-------- Given information
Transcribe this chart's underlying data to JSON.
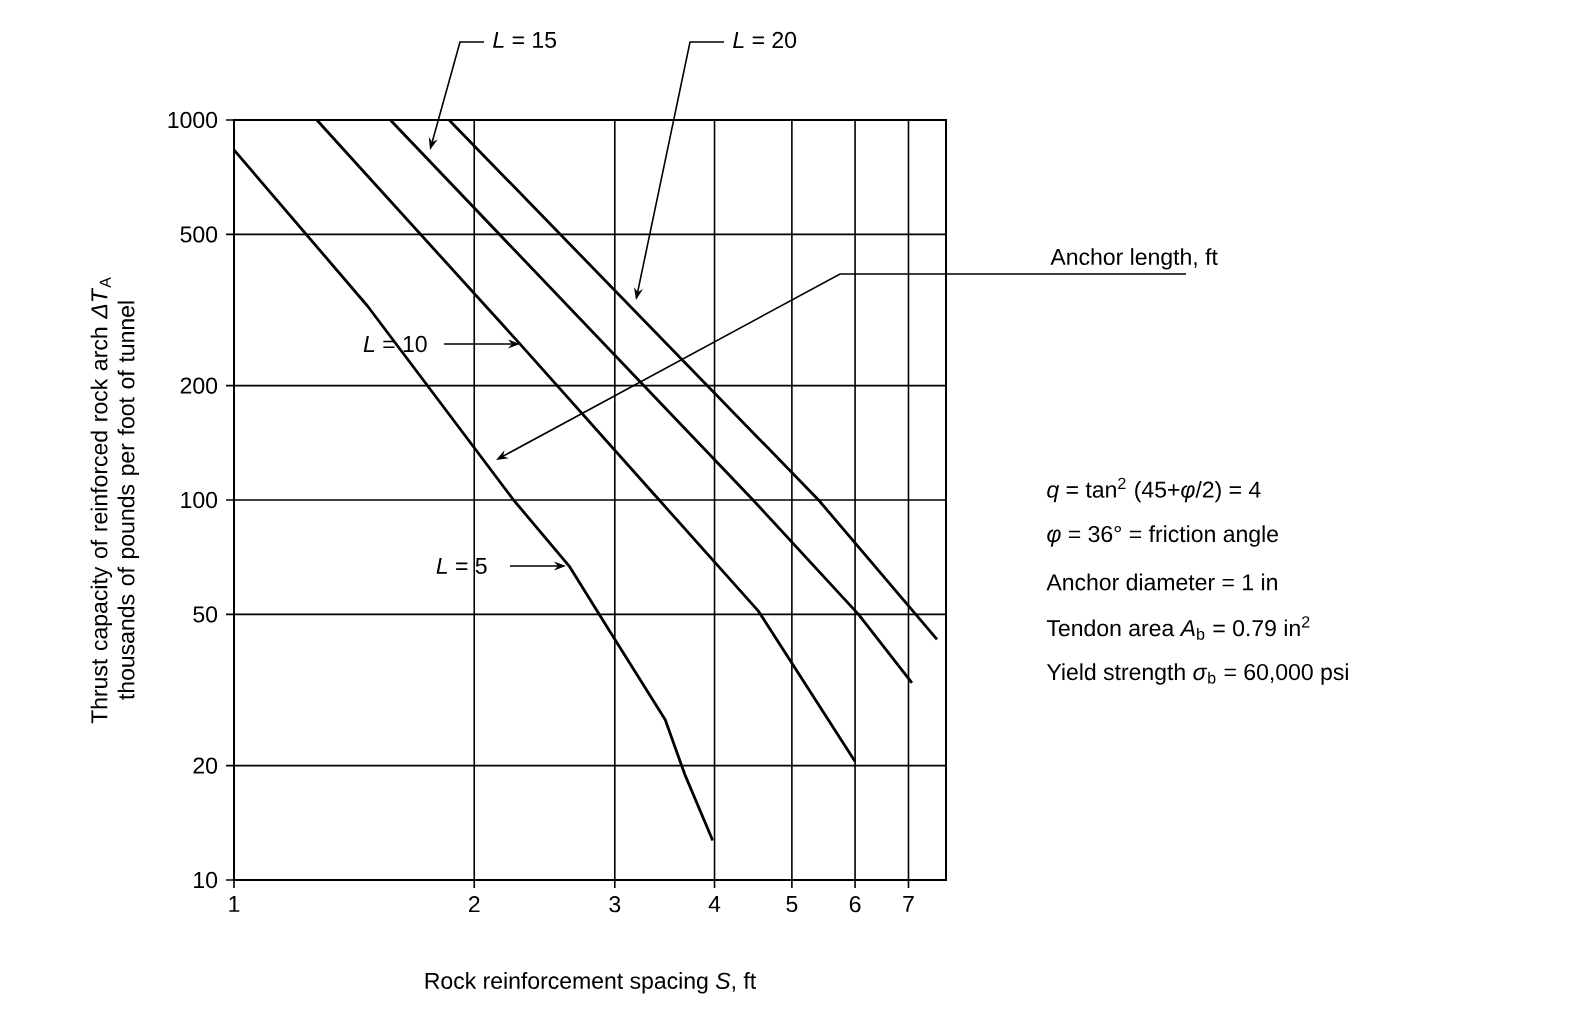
{
  "chart_data": {
    "type": "line",
    "xlabel": "Rock reinforcement spacing *S*, ft",
    "ylabel": "Thrust capacity of reinforced rock arch *ΔT*$_{A}$ thousands of pounds per foot of tunnel",
    "log": "xy",
    "grid": true,
    "legend": "left",
    "xlim": [
      1,
      7.8
    ],
    "ylim": [
      10,
      1000
    ],
    "xticks": [
      1,
      2,
      3,
      4,
      5,
      6,
      7
    ],
    "yticks": [
      10,
      20,
      50,
      100,
      200,
      500,
      1000
    ],
    "series": [
      {
        "name": "*L* = 5",
        "color": "#000000",
        "x": [
          1,
          1.47,
          2.24,
          2.63,
          2.95,
          3.47,
          3.67,
          3.98
        ],
        "values": [
          834,
          324,
          100,
          67,
          45.5,
          26.4,
          19,
          12.7
        ]
      },
      {
        "name": "*L* = 10",
        "color": "#000000",
        "x": [
          1.27,
          2.28,
          3.41,
          4.54,
          6
        ],
        "values": [
          1000,
          258,
          100,
          51,
          20.5
        ]
      },
      {
        "name": "*L* = 15",
        "color": "#000000",
        "x": [
          1.57,
          4.47,
          6.06,
          7.07
        ],
        "values": [
          1000,
          100,
          50,
          33
        ]
      },
      {
        "name": "*L* = 20",
        "color": "#000000",
        "x": [
          1.86,
          5.4,
          7.6
        ],
        "values": [
          1000,
          100,
          43
        ]
      }
    ],
    "annotations": [
      "Anchor length, ft",
      "*q* = tan$^{2}$ (45+*φ*/2) = 4",
      "*φ* = 36° = friction angle",
      "Anchor diameter = 1 in",
      "Tendon area *A*$_{b}$ = 0.79 in$^{2}$",
      "Yield strength *σ*$_{b}$ = 60,000 psi"
    ]
  }
}
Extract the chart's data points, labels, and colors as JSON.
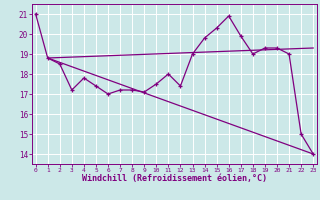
{
  "background_color": "#cce8e8",
  "grid_color": "#ffffff",
  "line_color": "#800080",
  "xlabel": "Windchill (Refroidissement éolien,°C)",
  "xlabel_fontsize": 6.0,
  "yticks": [
    14,
    15,
    16,
    17,
    18,
    19,
    20,
    21
  ],
  "xticks": [
    0,
    1,
    2,
    3,
    4,
    5,
    6,
    7,
    8,
    9,
    10,
    11,
    12,
    13,
    14,
    15,
    16,
    17,
    18,
    19,
    20,
    21,
    22,
    23
  ],
  "xlim": [
    -0.3,
    23.3
  ],
  "ylim": [
    13.5,
    21.5
  ],
  "series1_x": [
    0,
    1,
    2,
    3,
    4,
    5,
    6,
    7,
    8,
    9,
    10,
    11,
    12,
    13,
    14,
    15,
    16,
    17,
    18,
    19,
    20,
    21,
    22,
    23
  ],
  "series1_y": [
    21.0,
    18.8,
    18.5,
    17.2,
    17.8,
    17.4,
    17.0,
    17.2,
    17.2,
    17.1,
    17.5,
    18.0,
    17.4,
    19.0,
    19.8,
    20.3,
    20.9,
    19.9,
    19.0,
    19.3,
    19.3,
    19.0,
    15.0,
    14.0
  ],
  "series2_x": [
    1,
    23
  ],
  "series2_y": [
    18.8,
    19.3
  ],
  "series3_x": [
    1,
    23
  ],
  "series3_y": [
    18.8,
    14.0
  ]
}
----------------
◆ Written instruction
Reproduce all of the material above word for word. Omit the pictures.

◆ Reply to the task
Transcribe this chart's underlying data to JSON.
{
  "chart_data": {
    "type": "line",
    "xlabel": "Rock reinforcement spacing *S*, ft",
    "ylabel": "Thrust capacity of reinforced rock arch *ΔT*$_{A}$ thousands of pounds per foot of tunnel",
    "log": "xy",
    "grid": true,
    "legend": "left",
    "xlim": [
      1,
      7.8
    ],
    "ylim": [
      10,
      1000
    ],
    "xticks": [
      1,
      2,
      3,
      4,
      5,
      6,
      7
    ],
    "yticks": [
      10,
      20,
      50,
      100,
      200,
      500,
      1000
    ],
    "series": [
      {
        "name": "*L* = 5",
        "color": "#000000",
        "x": [
          1,
          1.47,
          2.24,
          2.63,
          2.95,
          3.47,
          3.67,
          3.98
        ],
        "values": [
          834,
          324,
          100,
          67,
          45.5,
          26.4,
          19,
          12.7
        ]
      },
      {
        "name": "*L* = 10",
        "color": "#000000",
        "x": [
          1.27,
          2.28,
          3.41,
          4.54,
          6
        ],
        "values": [
          1000,
          258,
          100,
          51,
          20.5
        ]
      },
      {
        "name": "*L* = 15",
        "color": "#000000",
        "x": [
          1.57,
          4.47,
          6.06,
          7.07
        ],
        "values": [
          1000,
          100,
          50,
          33
        ]
      },
      {
        "name": "*L* = 20",
        "color": "#000000",
        "x": [
          1.86,
          5.4,
          7.6
        ],
        "values": [
          1000,
          100,
          43
        ]
      }
    ],
    "annotations": [
      "Anchor length, ft",
      "*q* = tan$^{2}$ (45+*φ*/2) = 4",
      "*φ* = 36° = friction angle",
      "Anchor diameter = 1 in",
      "Tendon area *A*$_{b}$ = 0.79 in$^{2}$",
      "Yield strength *σ*$_{b}$ = 60,000 psi"
    ]
  }
}
Extract the chart's data points, labels, and colors as JSON.
{
  "background_color": "#cce8e8",
  "grid_color": "#ffffff",
  "line_color": "#800080",
  "xlabel": "Windchill (Refroidissement éolien,°C)",
  "xlabel_fontsize": 6.0,
  "yticks": [
    14,
    15,
    16,
    17,
    18,
    19,
    20,
    21
  ],
  "xticks": [
    0,
    1,
    2,
    3,
    4,
    5,
    6,
    7,
    8,
    9,
    10,
    11,
    12,
    13,
    14,
    15,
    16,
    17,
    18,
    19,
    20,
    21,
    22,
    23
  ],
  "xlim": [
    -0.3,
    23.3
  ],
  "ylim": [
    13.5,
    21.5
  ],
  "series1_x": [
    0,
    1,
    2,
    3,
    4,
    5,
    6,
    7,
    8,
    9,
    10,
    11,
    12,
    13,
    14,
    15,
    16,
    17,
    18,
    19,
    20,
    21,
    22,
    23
  ],
  "series1_y": [
    21.0,
    18.8,
    18.5,
    17.2,
    17.8,
    17.4,
    17.0,
    17.2,
    17.2,
    17.1,
    17.5,
    18.0,
    17.4,
    19.0,
    19.8,
    20.3,
    20.9,
    19.9,
    19.0,
    19.3,
    19.3,
    19.0,
    15.0,
    14.0
  ],
  "series2_x": [
    1,
    23
  ],
  "series2_y": [
    18.8,
    19.3
  ],
  "series3_x": [
    1,
    23
  ],
  "series3_y": [
    18.8,
    14.0
  ]
}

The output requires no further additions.